[START]

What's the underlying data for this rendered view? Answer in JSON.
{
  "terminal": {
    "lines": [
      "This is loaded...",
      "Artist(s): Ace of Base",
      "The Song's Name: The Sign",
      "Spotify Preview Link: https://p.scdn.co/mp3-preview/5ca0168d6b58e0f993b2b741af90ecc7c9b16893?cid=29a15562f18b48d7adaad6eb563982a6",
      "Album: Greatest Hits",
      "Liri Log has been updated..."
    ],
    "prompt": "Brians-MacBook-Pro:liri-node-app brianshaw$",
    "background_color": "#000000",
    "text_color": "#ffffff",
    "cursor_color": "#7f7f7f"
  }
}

[END]

→ **DESCRIPTION OF THE TASK**
Repeat the records exactly, including every line.

→ **FULL SOLUTION**
What's the underlying data for this rendered view? Answer in JSON.
{
  "terminal": {
    "lines": [
      "This is loaded...",
      "Artist(s): Ace of Base",
      "The Song's Name: The Sign",
      "Spotify Preview Link: https://p.scdn.co/mp3-preview/5ca0168d6b58e0f993b2b741af90ecc7c9b16893?cid=29a15562f18b48d7adaad6eb563982a6",
      "Album: Greatest Hits",
      "Liri Log has been updated..."
    ],
    "prompt": "Brians-MacBook-Pro:liri-node-app brianshaw$",
    "background_color": "#000000",
    "text_color": "#ffffff",
    "cursor_color": "#7f7f7f"
  }
}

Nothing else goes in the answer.